● DIRECTIVE:
Tally the lines of the data that include the word "пропаганду" and state the total, nothing else.

● DATA SUPPLIED:
-- Begin --

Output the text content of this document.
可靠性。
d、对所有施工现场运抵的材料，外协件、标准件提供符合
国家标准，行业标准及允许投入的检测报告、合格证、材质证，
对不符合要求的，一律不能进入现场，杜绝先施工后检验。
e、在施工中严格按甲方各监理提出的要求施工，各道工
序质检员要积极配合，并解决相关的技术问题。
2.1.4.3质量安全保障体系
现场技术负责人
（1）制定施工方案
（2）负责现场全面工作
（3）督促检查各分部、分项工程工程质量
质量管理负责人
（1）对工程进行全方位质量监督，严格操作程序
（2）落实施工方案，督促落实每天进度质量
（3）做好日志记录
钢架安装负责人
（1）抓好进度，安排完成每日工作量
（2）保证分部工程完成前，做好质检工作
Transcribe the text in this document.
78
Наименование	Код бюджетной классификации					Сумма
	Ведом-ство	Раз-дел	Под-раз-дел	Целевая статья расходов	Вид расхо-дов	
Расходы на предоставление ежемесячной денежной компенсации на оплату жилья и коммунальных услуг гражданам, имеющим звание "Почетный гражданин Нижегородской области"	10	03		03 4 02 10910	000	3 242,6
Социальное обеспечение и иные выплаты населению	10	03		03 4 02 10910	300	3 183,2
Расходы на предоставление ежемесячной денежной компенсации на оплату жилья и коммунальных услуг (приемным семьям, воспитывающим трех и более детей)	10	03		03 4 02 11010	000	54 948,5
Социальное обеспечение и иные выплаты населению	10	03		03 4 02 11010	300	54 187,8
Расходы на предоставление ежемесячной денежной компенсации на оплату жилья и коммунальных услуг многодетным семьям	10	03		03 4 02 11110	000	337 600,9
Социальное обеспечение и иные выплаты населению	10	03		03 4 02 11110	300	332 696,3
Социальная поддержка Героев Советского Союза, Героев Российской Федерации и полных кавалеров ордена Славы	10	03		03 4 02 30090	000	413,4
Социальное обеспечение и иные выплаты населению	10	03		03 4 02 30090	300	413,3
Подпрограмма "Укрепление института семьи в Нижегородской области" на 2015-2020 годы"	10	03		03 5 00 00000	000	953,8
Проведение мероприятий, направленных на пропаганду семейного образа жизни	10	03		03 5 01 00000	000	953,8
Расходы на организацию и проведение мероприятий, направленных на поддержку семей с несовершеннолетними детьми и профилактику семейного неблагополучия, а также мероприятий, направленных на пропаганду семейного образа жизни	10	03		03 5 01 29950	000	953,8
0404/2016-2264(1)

-- End --

● WRITTEN ANSWER:
2